Exercise directions:
Copy out the data below verbatim.

[Stored data entries]

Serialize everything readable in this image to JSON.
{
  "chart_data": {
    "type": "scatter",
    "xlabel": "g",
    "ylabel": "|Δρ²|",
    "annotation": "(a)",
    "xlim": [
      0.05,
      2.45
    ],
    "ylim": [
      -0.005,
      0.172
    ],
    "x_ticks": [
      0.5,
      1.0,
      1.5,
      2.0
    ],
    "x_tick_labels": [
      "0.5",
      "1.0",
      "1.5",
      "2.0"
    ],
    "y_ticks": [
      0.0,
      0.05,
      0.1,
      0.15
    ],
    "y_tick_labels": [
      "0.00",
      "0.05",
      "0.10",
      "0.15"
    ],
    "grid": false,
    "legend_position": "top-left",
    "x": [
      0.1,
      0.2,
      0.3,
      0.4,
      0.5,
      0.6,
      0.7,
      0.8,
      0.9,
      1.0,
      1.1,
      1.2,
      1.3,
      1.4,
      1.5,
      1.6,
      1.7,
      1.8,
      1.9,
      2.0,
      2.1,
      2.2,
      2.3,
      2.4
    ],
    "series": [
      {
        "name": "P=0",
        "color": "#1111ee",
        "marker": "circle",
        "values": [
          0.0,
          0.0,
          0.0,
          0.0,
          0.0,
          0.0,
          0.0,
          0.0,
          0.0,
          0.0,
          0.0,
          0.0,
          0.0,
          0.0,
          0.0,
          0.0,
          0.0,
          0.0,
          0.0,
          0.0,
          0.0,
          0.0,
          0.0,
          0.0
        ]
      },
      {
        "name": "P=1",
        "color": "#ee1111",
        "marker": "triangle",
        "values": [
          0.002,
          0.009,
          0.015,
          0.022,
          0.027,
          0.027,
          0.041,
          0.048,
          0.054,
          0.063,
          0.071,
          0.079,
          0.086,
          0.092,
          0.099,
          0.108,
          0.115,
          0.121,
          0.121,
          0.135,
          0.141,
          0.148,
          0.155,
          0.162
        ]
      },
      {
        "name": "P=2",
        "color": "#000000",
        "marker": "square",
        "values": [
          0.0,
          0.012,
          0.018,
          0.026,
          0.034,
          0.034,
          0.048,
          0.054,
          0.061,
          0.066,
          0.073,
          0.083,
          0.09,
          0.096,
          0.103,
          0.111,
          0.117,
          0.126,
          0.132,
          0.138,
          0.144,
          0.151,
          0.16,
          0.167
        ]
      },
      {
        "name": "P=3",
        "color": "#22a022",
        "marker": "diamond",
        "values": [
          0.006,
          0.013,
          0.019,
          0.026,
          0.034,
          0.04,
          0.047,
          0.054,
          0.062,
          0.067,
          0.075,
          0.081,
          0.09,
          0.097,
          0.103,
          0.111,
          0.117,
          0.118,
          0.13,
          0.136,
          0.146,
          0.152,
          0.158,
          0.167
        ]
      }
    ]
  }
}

Answer to the task:
Serialize everything readable in this image to JSON.
{
  "chart_data": {
    "type": "scatter",
    "xlabel": "g",
    "ylabel": "|Δρ²|",
    "annotation": "(a)",
    "xlim": [
      0.05,
      2.45
    ],
    "ylim": [
      -0.005,
      0.172
    ],
    "x_ticks": [
      0.5,
      1.0,
      1.5,
      2.0
    ],
    "x_tick_labels": [
      "0.5",
      "1.0",
      "1.5",
      "2.0"
    ],
    "y_ticks": [
      0.0,
      0.05,
      0.1,
      0.15
    ],
    "y_tick_labels": [
      "0.00",
      "0.05",
      "0.10",
      "0.15"
    ],
    "grid": false,
    "legend_position": "top-left",
    "x": [
      0.1,
      0.2,
      0.3,
      0.4,
      0.5,
      0.6,
      0.7,
      0.8,
      0.9,
      1.0,
      1.1,
      1.2,
      1.3,
      1.4,
      1.5,
      1.6,
      1.7,
      1.8,
      1.9,
      2.0,
      2.1,
      2.2,
      2.3,
      2.4
    ],
    "series": [
      {
        "name": "P=0",
        "color": "#1111ee",
        "marker": "circle",
        "values": [
          0.0,
          0.0,
          0.0,
          0.0,
          0.0,
          0.0,
          0.0,
          0.0,
          0.0,
          0.0,
          0.0,
          0.0,
          0.0,
          0.0,
          0.0,
          0.0,
          0.0,
          0.0,
          0.0,
          0.0,
          0.0,
          0.0,
          0.0,
          0.0
        ]
      },
      {
        "name": "P=1",
        "color": "#ee1111",
        "marker": "triangle",
        "values": [
          0.002,
          0.009,
          0.015,
          0.022,
          0.027,
          0.027,
          0.041,
          0.048,
          0.054,
          0.063,
          0.071,
          0.079,
          0.086,
          0.092,
          0.099,
          0.108,
          0.115,
          0.121,
          0.121,
          0.135,
          0.141,
          0.148,
          0.155,
          0.162
        ]
      },
      {
        "name": "P=2",
        "color": "#000000",
        "marker": "square",
        "values": [
          0.0,
          0.012,
          0.018,
          0.026,
          0.034,
          0.034,
          0.048,
          0.054,
          0.061,
          0.066,
          0.073,
          0.083,
          0.09,
          0.096,
          0.103,
          0.111,
          0.117,
          0.126,
          0.132,
          0.138,
          0.144,
          0.151,
          0.16,
          0.167
        ]
      },
      {
        "name": "P=3",
        "color": "#22a022",
        "marker": "diamond",
        "values": [
          0.006,
          0.013,
          0.019,
          0.026,
          0.034,
          0.04,
          0.047,
          0.054,
          0.062,
          0.067,
          0.075,
          0.081,
          0.09,
          0.097,
          0.103,
          0.111,
          0.117,
          0.118,
          0.13,
          0.136,
          0.146,
          0.152,
          0.158,
          0.167
        ]
      }
    ]
  }
}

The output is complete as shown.